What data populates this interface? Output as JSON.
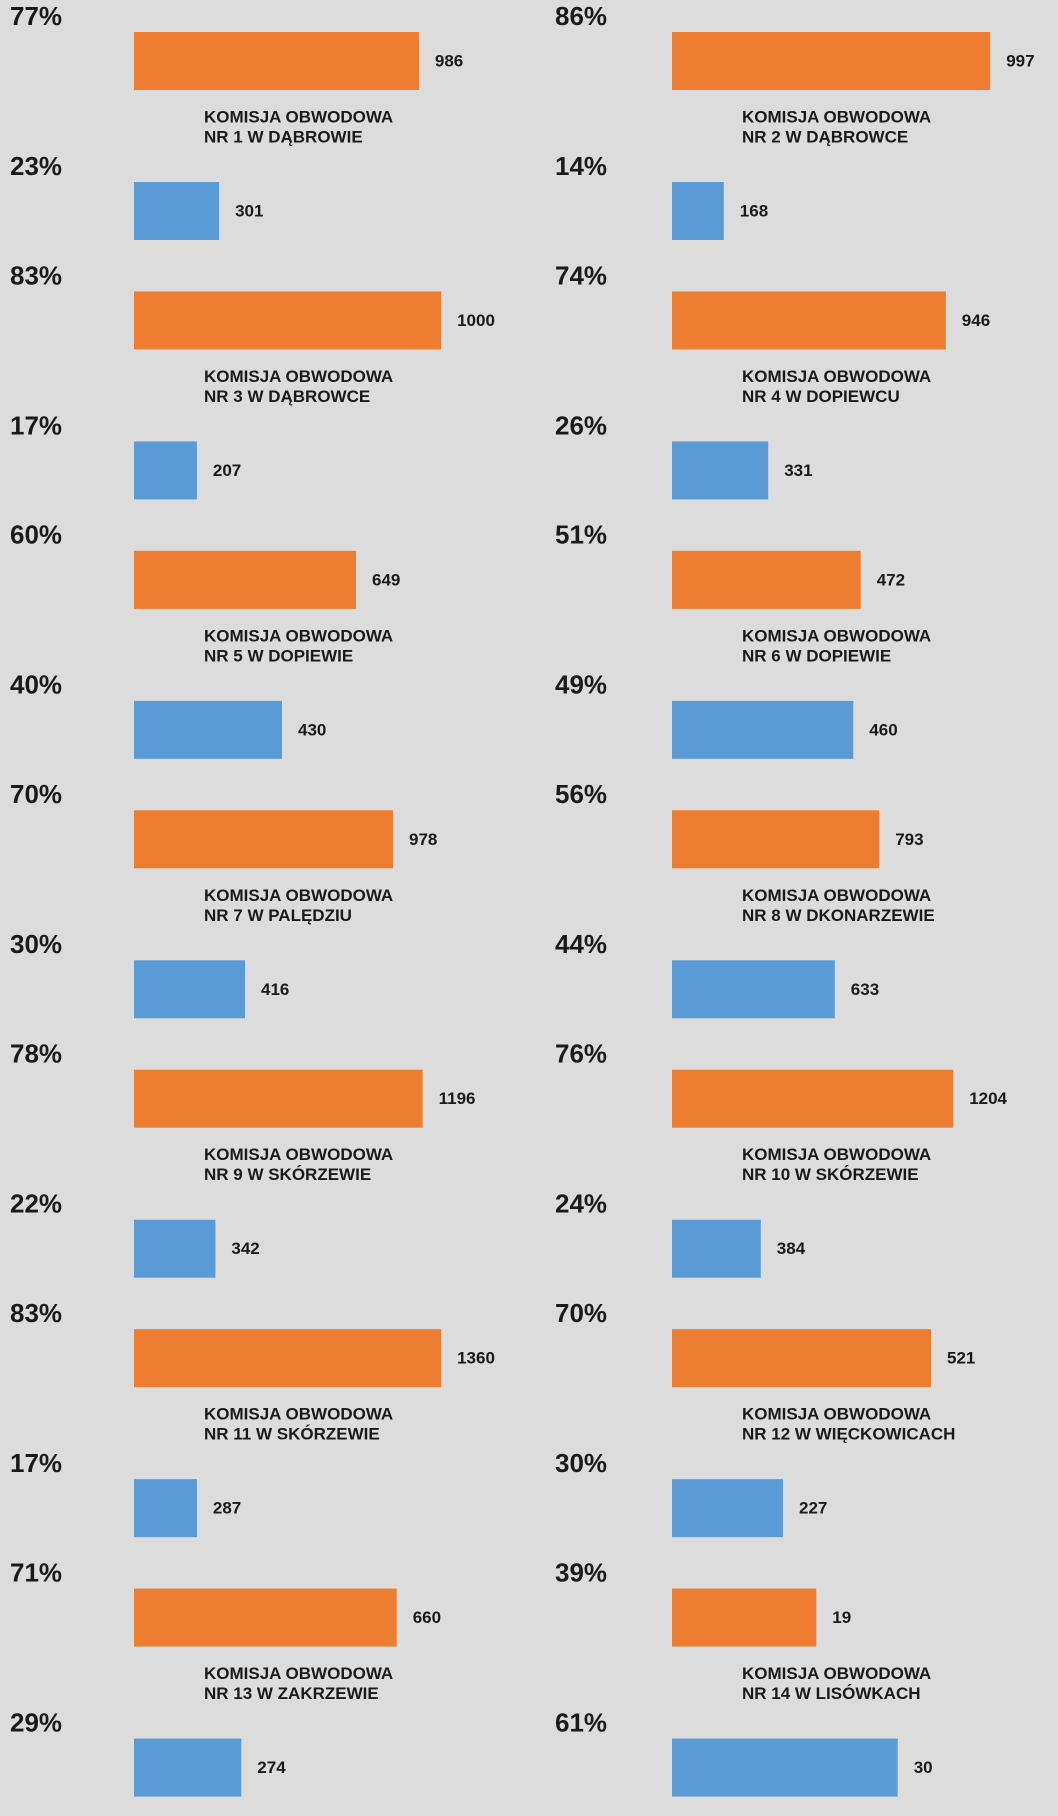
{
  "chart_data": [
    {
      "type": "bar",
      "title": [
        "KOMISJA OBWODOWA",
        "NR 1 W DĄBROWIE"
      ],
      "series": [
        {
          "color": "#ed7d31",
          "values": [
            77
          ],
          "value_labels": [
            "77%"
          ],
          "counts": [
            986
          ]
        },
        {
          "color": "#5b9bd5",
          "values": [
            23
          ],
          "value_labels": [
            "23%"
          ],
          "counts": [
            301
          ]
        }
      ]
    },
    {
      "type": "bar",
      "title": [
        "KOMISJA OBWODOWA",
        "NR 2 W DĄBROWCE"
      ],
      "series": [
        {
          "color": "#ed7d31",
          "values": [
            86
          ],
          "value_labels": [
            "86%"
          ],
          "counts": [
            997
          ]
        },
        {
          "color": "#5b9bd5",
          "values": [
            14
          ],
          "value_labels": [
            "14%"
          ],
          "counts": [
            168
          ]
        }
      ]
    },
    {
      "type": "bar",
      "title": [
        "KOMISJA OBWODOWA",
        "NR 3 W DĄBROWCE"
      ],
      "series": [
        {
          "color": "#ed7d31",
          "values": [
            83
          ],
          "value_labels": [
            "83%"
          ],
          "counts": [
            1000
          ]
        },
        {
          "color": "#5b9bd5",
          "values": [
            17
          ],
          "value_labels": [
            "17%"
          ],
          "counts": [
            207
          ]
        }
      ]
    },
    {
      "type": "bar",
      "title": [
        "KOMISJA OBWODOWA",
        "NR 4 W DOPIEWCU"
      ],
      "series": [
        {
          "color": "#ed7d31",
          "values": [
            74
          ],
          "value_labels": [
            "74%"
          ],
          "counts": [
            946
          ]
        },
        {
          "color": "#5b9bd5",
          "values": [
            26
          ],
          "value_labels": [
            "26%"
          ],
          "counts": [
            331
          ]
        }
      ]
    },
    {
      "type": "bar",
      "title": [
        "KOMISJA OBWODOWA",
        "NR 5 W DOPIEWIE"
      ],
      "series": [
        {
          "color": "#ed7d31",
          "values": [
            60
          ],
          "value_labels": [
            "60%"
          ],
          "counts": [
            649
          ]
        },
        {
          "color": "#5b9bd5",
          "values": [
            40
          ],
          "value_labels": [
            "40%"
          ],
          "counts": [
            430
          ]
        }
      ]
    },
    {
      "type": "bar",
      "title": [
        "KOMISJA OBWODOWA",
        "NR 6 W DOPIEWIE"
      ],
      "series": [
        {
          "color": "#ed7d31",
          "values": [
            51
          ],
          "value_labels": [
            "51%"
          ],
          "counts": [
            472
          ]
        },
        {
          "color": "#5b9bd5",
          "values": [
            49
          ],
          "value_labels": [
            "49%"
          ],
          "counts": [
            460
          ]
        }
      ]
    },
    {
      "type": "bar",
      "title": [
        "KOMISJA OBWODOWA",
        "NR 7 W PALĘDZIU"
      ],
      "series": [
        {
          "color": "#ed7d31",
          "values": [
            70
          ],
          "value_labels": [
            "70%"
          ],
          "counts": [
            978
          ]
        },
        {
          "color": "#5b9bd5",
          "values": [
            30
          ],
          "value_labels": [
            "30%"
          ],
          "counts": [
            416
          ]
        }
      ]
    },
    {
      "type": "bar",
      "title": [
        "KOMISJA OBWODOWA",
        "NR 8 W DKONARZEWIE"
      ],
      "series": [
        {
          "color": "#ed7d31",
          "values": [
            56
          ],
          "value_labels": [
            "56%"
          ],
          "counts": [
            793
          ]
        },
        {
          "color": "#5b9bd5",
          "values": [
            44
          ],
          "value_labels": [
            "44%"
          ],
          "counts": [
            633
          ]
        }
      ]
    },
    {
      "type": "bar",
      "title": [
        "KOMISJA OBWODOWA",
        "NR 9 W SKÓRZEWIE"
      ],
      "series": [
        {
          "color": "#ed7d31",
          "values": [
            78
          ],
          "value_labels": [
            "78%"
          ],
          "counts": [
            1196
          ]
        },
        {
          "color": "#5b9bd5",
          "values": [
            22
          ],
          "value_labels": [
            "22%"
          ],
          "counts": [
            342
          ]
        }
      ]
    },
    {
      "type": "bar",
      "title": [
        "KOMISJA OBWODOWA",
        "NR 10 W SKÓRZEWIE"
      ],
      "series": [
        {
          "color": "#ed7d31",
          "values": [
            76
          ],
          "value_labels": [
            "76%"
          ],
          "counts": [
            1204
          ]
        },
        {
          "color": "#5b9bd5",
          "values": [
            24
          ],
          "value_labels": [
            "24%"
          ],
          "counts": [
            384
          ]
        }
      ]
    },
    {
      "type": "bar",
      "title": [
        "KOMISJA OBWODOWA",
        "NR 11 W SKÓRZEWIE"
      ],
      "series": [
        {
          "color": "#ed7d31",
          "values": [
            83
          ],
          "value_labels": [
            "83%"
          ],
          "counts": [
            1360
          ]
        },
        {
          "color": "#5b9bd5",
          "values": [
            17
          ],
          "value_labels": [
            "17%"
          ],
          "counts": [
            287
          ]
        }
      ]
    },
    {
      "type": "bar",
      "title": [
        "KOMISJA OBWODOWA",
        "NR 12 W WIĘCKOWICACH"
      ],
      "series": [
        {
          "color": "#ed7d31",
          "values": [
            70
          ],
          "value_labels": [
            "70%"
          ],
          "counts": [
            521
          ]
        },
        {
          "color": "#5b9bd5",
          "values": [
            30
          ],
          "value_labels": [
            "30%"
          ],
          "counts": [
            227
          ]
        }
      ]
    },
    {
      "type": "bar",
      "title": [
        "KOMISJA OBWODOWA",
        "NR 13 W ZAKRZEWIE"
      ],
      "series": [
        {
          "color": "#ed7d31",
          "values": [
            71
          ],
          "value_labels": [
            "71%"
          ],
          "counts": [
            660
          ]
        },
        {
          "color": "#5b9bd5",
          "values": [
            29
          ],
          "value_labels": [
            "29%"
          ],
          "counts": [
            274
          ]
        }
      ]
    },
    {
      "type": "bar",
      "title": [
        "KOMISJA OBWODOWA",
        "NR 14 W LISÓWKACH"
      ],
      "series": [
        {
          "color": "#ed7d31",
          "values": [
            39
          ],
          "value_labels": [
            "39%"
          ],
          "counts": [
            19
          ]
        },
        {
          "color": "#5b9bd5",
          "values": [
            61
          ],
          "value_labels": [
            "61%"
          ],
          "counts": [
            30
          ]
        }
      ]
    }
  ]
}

###

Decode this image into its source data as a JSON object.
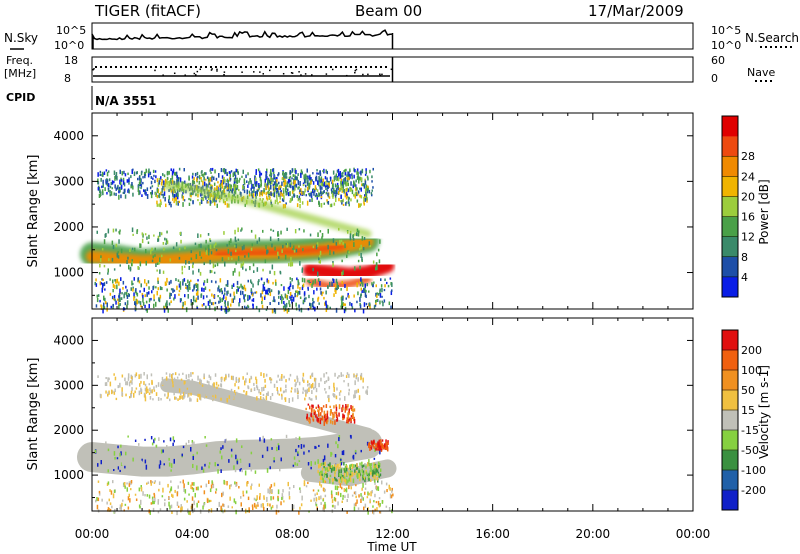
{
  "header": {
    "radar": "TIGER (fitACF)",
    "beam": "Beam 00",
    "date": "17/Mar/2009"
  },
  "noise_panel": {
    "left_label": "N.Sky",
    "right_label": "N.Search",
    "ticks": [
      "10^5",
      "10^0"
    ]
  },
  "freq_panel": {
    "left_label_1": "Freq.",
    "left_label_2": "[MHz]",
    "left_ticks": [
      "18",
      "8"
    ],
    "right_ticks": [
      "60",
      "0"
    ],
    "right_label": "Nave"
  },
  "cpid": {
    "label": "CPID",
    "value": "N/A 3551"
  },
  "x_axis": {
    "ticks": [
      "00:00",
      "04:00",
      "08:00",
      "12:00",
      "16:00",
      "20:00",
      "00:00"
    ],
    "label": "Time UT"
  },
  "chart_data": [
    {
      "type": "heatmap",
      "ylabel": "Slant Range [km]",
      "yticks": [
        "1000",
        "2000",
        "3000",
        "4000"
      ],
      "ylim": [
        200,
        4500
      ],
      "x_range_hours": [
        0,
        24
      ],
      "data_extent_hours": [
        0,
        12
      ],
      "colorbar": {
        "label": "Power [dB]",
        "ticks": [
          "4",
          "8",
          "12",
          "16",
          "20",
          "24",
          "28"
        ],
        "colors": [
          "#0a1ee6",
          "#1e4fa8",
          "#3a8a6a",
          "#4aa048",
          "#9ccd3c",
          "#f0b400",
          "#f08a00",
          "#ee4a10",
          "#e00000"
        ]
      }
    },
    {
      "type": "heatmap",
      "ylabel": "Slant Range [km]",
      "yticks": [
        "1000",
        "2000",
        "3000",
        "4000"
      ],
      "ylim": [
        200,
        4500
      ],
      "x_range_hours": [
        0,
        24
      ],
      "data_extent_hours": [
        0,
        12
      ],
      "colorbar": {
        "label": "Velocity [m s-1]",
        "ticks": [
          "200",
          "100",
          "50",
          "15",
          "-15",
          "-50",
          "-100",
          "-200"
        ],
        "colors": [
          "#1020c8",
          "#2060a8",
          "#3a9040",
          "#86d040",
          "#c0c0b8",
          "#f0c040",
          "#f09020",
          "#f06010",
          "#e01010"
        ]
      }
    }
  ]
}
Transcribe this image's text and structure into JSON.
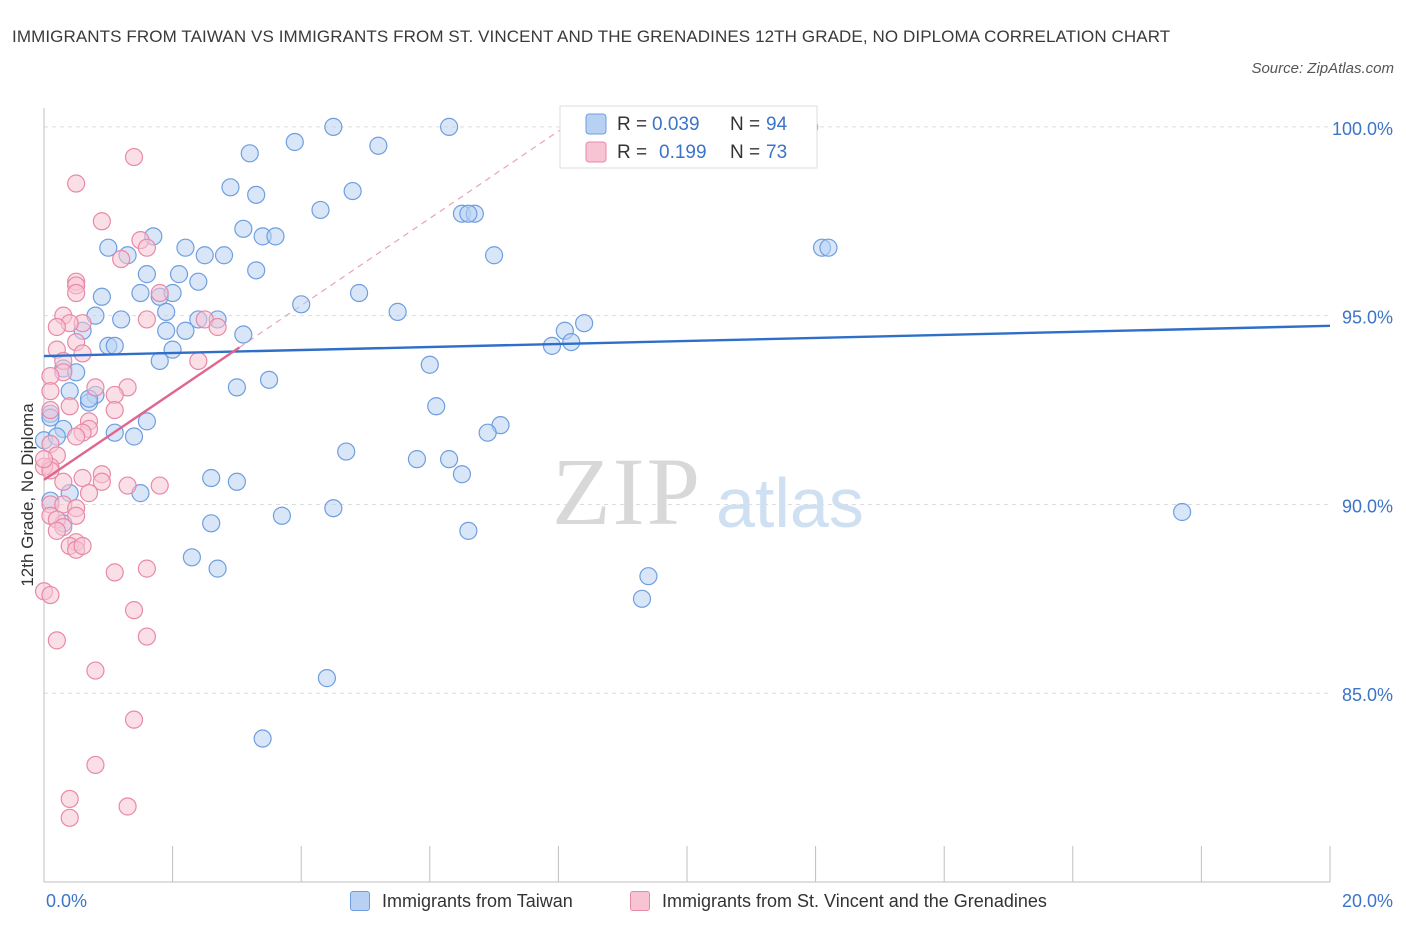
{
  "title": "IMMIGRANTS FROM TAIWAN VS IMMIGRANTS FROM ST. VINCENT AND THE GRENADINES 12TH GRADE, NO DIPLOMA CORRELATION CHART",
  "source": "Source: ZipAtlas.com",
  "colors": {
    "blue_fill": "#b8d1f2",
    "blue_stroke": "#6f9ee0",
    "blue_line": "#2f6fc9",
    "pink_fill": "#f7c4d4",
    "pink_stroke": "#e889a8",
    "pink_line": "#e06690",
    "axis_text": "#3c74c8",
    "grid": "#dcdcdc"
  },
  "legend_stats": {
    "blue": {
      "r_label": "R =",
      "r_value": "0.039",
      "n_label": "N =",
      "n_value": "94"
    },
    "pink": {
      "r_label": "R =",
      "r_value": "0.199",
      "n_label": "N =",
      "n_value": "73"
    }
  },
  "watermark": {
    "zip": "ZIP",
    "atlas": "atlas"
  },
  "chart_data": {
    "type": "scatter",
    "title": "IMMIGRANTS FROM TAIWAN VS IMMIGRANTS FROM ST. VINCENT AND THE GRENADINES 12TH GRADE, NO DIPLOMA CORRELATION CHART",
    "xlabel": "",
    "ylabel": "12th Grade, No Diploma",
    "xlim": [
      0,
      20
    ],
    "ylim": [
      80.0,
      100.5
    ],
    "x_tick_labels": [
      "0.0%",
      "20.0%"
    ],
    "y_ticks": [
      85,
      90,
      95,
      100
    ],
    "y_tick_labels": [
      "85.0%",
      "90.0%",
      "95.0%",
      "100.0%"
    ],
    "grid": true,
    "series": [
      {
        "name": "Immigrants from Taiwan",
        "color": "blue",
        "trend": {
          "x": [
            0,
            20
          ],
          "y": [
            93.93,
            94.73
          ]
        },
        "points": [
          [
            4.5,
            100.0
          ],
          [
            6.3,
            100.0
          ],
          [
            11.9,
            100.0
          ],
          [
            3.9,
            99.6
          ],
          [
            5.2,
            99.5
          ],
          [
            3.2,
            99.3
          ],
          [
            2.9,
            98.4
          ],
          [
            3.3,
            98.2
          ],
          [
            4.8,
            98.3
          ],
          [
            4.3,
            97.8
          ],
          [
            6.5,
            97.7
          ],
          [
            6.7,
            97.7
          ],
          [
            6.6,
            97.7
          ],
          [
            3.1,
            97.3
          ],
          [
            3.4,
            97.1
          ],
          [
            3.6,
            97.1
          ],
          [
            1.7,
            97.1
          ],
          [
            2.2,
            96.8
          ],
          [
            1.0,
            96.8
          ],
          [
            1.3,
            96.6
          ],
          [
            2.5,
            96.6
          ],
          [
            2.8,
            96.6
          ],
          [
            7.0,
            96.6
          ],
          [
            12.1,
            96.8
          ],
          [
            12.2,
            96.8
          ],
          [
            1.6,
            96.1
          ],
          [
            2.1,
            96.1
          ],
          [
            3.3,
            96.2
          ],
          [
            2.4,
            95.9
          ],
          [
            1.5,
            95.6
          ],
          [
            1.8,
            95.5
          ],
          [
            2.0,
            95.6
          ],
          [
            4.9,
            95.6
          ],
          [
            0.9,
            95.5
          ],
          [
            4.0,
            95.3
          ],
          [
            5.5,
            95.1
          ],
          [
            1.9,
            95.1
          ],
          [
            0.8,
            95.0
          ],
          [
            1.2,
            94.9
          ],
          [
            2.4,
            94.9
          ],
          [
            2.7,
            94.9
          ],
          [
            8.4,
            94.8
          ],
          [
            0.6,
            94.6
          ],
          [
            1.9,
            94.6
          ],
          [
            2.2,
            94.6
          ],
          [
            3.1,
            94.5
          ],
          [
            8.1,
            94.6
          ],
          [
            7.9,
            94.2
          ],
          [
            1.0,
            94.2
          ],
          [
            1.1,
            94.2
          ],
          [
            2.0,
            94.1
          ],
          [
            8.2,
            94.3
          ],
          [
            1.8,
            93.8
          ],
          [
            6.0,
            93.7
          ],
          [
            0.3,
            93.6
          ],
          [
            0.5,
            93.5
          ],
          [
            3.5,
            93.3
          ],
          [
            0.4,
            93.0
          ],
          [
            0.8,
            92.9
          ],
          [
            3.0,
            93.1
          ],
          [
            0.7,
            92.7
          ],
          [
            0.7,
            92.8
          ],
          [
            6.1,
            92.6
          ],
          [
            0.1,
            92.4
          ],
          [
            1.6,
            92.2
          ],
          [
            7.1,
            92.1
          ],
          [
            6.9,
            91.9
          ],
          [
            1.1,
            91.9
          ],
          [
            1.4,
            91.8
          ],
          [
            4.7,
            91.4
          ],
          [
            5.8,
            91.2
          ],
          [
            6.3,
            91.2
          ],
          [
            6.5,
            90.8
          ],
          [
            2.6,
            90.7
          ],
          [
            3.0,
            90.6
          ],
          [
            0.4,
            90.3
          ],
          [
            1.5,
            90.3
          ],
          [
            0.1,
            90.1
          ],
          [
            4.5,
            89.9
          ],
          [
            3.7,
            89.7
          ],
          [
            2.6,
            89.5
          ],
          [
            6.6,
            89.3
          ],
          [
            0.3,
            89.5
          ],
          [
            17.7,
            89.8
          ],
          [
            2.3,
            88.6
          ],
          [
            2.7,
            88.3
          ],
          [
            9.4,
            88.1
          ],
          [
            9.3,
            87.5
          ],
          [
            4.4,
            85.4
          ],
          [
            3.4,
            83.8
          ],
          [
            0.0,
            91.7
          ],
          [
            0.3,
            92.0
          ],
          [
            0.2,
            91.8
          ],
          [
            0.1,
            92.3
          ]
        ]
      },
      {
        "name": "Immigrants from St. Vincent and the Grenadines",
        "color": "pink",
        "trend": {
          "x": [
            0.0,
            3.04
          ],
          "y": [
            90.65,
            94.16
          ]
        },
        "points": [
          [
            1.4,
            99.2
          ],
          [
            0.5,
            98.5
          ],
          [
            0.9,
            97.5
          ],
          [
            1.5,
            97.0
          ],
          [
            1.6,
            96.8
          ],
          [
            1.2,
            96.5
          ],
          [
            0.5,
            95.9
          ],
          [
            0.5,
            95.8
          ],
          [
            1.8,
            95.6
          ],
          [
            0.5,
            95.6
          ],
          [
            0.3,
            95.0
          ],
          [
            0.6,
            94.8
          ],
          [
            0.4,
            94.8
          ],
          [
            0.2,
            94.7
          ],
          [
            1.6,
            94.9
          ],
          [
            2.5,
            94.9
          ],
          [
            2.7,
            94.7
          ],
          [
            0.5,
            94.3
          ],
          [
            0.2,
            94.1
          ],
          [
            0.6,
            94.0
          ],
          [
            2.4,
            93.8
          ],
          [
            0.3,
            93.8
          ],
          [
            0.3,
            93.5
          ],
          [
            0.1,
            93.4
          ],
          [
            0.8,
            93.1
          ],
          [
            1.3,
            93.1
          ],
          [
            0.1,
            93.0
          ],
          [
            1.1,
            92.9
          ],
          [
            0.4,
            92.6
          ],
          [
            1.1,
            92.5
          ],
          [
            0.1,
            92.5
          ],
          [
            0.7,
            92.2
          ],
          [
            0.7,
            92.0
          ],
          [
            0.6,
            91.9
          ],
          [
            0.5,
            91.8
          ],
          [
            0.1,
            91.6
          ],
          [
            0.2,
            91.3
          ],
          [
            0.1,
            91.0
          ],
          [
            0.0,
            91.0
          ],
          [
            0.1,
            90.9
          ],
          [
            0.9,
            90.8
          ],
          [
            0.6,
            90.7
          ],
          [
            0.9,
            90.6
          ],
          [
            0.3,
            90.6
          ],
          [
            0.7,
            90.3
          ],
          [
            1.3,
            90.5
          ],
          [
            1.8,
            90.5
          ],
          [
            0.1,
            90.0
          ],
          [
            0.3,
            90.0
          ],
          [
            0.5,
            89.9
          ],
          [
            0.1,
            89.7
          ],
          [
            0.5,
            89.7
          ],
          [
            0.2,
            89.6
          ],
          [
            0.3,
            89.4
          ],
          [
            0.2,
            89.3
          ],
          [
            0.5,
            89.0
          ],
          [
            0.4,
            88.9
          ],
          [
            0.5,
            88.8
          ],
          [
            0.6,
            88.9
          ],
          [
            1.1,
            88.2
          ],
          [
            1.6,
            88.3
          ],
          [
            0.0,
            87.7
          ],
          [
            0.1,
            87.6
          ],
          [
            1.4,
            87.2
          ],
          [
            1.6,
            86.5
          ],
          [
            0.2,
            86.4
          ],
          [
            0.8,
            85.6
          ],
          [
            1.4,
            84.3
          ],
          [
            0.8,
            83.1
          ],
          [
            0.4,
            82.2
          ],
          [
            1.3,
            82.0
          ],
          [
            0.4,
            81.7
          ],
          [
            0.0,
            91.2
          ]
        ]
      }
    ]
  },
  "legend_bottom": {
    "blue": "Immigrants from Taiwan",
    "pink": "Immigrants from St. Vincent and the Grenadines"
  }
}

###

Exercise objective = For each line in the data above that contains the string "SKÓRZEWIE", extract the line.

Result for this exercise =
        "NR 9 W SKÓRZEWIE"
        "NR 10 W SKÓRZEWIE"
        "NR 11 W SKÓRZEWIE"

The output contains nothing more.